### DATA FOR THIS TASK

◆ ◆ ◆ ◆ ◆ ◆ ◆

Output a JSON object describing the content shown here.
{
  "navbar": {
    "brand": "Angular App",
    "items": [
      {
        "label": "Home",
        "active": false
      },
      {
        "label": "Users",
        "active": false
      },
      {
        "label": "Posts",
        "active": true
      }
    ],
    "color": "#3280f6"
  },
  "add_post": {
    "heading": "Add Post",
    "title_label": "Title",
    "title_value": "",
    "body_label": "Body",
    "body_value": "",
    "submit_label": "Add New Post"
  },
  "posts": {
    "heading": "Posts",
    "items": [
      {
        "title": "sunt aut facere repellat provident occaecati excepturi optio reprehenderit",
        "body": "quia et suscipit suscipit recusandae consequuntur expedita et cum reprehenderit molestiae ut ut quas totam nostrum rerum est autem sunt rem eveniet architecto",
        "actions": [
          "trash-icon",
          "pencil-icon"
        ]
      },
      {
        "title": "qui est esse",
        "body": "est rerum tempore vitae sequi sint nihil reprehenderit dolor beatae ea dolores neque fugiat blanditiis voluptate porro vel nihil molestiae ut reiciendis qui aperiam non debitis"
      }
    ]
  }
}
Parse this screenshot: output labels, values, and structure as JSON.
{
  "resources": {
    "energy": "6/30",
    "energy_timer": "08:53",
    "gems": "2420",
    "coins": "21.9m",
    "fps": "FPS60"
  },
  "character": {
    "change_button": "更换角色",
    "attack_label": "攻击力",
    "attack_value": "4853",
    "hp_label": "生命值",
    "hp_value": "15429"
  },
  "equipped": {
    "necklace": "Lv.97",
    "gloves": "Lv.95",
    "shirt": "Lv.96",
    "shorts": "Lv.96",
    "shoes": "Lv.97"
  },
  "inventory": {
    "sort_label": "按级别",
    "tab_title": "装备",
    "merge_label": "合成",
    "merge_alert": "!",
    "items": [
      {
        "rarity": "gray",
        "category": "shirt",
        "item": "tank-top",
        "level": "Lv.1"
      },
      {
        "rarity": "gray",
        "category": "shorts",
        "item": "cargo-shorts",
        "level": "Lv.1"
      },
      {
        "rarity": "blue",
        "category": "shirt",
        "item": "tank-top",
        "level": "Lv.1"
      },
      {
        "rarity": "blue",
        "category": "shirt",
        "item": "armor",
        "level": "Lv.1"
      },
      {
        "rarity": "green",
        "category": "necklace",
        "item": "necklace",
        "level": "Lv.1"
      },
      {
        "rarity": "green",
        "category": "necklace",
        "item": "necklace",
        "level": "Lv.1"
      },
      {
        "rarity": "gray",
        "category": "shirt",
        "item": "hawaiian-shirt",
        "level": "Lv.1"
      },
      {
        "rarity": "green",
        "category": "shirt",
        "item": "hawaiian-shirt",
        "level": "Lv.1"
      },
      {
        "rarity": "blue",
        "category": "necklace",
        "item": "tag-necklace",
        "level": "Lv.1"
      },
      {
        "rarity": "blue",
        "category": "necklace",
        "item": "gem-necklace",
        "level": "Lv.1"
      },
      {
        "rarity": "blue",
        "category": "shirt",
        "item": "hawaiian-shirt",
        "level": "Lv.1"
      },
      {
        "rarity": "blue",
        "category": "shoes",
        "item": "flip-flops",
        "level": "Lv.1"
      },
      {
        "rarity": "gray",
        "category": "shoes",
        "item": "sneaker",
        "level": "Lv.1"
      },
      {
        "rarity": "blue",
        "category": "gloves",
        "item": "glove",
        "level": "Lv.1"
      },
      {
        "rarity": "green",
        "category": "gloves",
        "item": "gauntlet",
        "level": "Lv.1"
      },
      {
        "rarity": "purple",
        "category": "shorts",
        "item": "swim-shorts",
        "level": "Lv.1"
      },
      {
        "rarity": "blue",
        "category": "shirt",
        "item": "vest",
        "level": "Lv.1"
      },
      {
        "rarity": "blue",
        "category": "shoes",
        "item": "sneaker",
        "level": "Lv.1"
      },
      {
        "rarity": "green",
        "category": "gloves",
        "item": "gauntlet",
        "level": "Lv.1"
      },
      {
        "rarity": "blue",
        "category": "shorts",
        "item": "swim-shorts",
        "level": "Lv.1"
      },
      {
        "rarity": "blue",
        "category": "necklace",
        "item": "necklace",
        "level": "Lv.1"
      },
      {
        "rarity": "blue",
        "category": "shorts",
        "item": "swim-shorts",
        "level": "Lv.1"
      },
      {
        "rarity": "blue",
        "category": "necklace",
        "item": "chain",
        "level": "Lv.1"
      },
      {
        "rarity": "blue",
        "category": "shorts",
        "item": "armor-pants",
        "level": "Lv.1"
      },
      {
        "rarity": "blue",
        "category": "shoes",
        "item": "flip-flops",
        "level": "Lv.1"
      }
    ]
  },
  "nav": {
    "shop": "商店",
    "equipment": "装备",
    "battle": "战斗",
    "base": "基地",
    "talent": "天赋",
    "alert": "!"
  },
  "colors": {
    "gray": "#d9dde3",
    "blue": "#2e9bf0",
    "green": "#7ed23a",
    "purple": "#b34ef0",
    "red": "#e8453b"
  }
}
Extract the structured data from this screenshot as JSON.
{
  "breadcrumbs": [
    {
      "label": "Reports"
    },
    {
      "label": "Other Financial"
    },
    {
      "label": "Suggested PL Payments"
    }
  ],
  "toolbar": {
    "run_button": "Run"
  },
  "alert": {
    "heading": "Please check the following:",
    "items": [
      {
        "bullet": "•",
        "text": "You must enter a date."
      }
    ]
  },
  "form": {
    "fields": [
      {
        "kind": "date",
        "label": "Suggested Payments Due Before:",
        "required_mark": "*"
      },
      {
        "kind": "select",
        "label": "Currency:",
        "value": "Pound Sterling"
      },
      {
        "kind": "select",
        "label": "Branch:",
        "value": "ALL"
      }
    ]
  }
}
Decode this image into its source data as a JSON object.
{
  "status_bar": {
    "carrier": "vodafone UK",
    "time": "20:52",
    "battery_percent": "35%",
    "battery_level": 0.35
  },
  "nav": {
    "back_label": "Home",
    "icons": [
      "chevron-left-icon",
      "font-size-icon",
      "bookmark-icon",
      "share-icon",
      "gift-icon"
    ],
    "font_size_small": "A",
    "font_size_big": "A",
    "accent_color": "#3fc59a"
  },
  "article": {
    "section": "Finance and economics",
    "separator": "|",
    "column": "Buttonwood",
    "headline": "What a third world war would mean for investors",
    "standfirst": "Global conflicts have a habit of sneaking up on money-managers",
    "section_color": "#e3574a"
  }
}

◆ ◆ ◆ ◆ ◆ ◆ ◆

All of the entries above must be quoted exactly.

Output a JSON object describing the content shown here.
{
  "navbar": {
    "brand": "Angular App",
    "items": [
      {
        "label": "Home",
        "active": false
      },
      {
        "label": "Users",
        "active": false
      },
      {
        "label": "Posts",
        "active": true
      }
    ],
    "color": "#3280f6"
  },
  "add_post": {
    "heading": "Add Post",
    "title_label": "Title",
    "title_value": "",
    "body_label": "Body",
    "body_value": "",
    "submit_label": "Add New Post"
  },
  "posts": {
    "heading": "Posts",
    "items": [
      {
        "title": "sunt aut facere repellat provident occaecati excepturi optio reprehenderit",
        "body": "quia et suscipit suscipit recusandae consequuntur expedita et cum reprehenderit molestiae ut ut quas totam nostrum rerum est autem sunt rem eveniet architecto",
        "actions": [
          "trash-icon",
          "pencil-icon"
        ]
      },
      {
        "title": "qui est esse",
        "body": "est rerum tempore vitae sequi sint nihil reprehenderit dolor beatae ea dolores neque fugiat blanditiis voluptate porro vel nihil molestiae ut reiciendis qui aperiam non debitis"
      }
    ]
  }
}
Parse this screenshot: output labels, values, and structure as JSON.
{
  "resources": {
    "energy": "6/30",
    "energy_timer": "08:53",
    "gems": "2420",
    "coins": "21.9m",
    "fps": "FPS60"
  },
  "character": {
    "change_button": "更换角色",
    "attack_label": "攻击力",
    "attack_value": "4853",
    "hp_label": "生命值",
    "hp_value": "15429"
  },
  "equipped": {
    "necklace": "Lv.97",
    "gloves": "Lv.95",
    "shirt": "Lv.96",
    "shorts": "Lv.96",
    "shoes": "Lv.97"
  },
  "inventory": {
    "sort_label": "按级别",
    "tab_title": "装备",
    "merge_label": "合成",
    "merge_alert": "!",
    "items": [
      {
        "rarity": "gray",
        "category": "shirt",
        "item": "tank-top",
        "level": "Lv.1"
      },
      {
        "rarity": "gray",
        "category": "shorts",
        "item": "cargo-shorts",
        "level": "Lv.1"
      },
      {
        "rarity": "blue",
        "category": "shirt",
        "item": "tank-top",
        "level": "Lv.1"
      },
      {
        "rarity": "blue",
        "category": "shirt",
        "item": "armor",
        "level": "Lv.1"
      },
      {
        "rarity": "green",
        "category": "necklace",
        "item": "necklace",
        "level": "Lv.1"
      },
      {
        "rarity": "green",
        "category": "necklace",
        "item": "necklace",
        "level": "Lv.1"
      },
      {
        "rarity": "gray",
        "category": "shirt",
        "item": "hawaiian-shirt",
        "level": "Lv.1"
      },
      {
        "rarity": "green",
        "category": "shirt",
        "item": "hawaiian-shirt",
        "level": "Lv.1"
      },
      {
        "rarity": "blue",
        "category": "necklace",
        "item": "tag-necklace",
        "level": "Lv.1"
      },
      {
        "rarity": "blue",
        "category": "necklace",
        "item": "gem-necklace",
        "level": "Lv.1"
      },
      {
        "rarity": "blue",
        "category": "shirt",
        "item": "hawaiian-shirt",
        "level": "Lv.1"
      },
      {
        "rarity": "blue",
        "category": "shoes",
        "item": "flip-flops",
        "level": "Lv.1"
      },
      {
        "rarity": "gray",
        "category": "shoes",
        "item": "sneaker",
        "level": "Lv.1"
      },
      {
        "rarity": "blue",
        "category": "gloves",
        "item": "glove",
        "level": "Lv.1"
      },
      {
        "rarity": "green",
        "category": "gloves",
        "item": "gauntlet",
        "level": "Lv.1"
      },
      {
        "rarity": "purple",
        "category": "shorts",
        "item": "swim-shorts",
        "level": "Lv.1"
      },
      {
        "rarity": "blue",
        "category": "shirt",
        "item": "vest",
        "level": "Lv.1"
      },
      {
        "rarity": "blue",
        "category": "shoes",
        "item": "sneaker",
        "level": "Lv.1"
      },
      {
        "rarity": "green",
        "category": "gloves",
        "item": "gauntlet",
        "level": "Lv.1"
      },
      {
        "rarity": "blue",
        "category": "shorts",
        "item": "swim-shorts",
        "level": "Lv.1"
      },
      {
        "rarity": "blue",
        "category": "necklace",
        "item": "necklace",
        "level": "Lv.1"
      },
      {
        "rarity": "blue",
        "category": "shorts",
        "item": "swim-shorts",
        "level": "Lv.1"
      },
      {
        "rarity": "blue",
        "category": "necklace",
        "item": "chain",
        "level": "Lv.1"
      },
      {
        "rarity": "blue",
        "category": "shorts",
        "item": "armor-pants",
        "level": "Lv.1"
      },
      {
        "rarity": "blue",
        "category": "shoes",
        "item": "flip-flops",
        "level": "Lv.1"
      }
    ]
  },
  "nav": {
    "shop": "商店",
    "equipment": "装备",
    "battle": "战斗",
    "base": "基地",
    "talent": "天赋",
    "alert": "!"
  },
  "colors": {
    "gray": "#d9dde3",
    "blue": "#2e9bf0",
    "green": "#7ed23a",
    "purple": "#b34ef0",
    "red": "#e8453b"
  }
}
Extract the structured data from this screenshot as JSON.
{
  "breadcrumbs": [
    {
      "label": "Reports"
    },
    {
      "label": "Other Financial"
    },
    {
      "label": "Suggested PL Payments"
    }
  ],
  "toolbar": {
    "run_button": "Run"
  },
  "alert": {
    "heading": "Please check the following:",
    "items": [
      {
        "bullet": "•",
        "text": "You must enter a date."
      }
    ]
  },
  "form": {
    "fields": [
      {
        "kind": "date",
        "label": "Suggested Payments Due Before:",
        "required_mark": "*"
      },
      {
        "kind": "select",
        "label": "Currency:",
        "value": "Pound Sterling"
      },
      {
        "kind": "select",
        "label": "Branch:",
        "value": "ALL"
      }
    ]
  }
}
Decode this image into its source data as a JSON object.
{
  "status_bar": {
    "carrier": "vodafone UK",
    "time": "20:52",
    "battery_percent": "35%",
    "battery_level": 0.35
  },
  "nav": {
    "back_label": "Home",
    "icons": [
      "chevron-left-icon",
      "font-size-icon",
      "bookmark-icon",
      "share-icon",
      "gift-icon"
    ],
    "font_size_small": "A",
    "font_size_big": "A",
    "accent_color": "#3fc59a"
  },
  "article": {
    "section": "Finance and economics",
    "separator": "|",
    "column": "Buttonwood",
    "headline": "What a third world war would mean for investors",
    "standfirst": "Global conflicts have a habit of sneaking up on money-managers",
    "section_color": "#e3574a"
  }
}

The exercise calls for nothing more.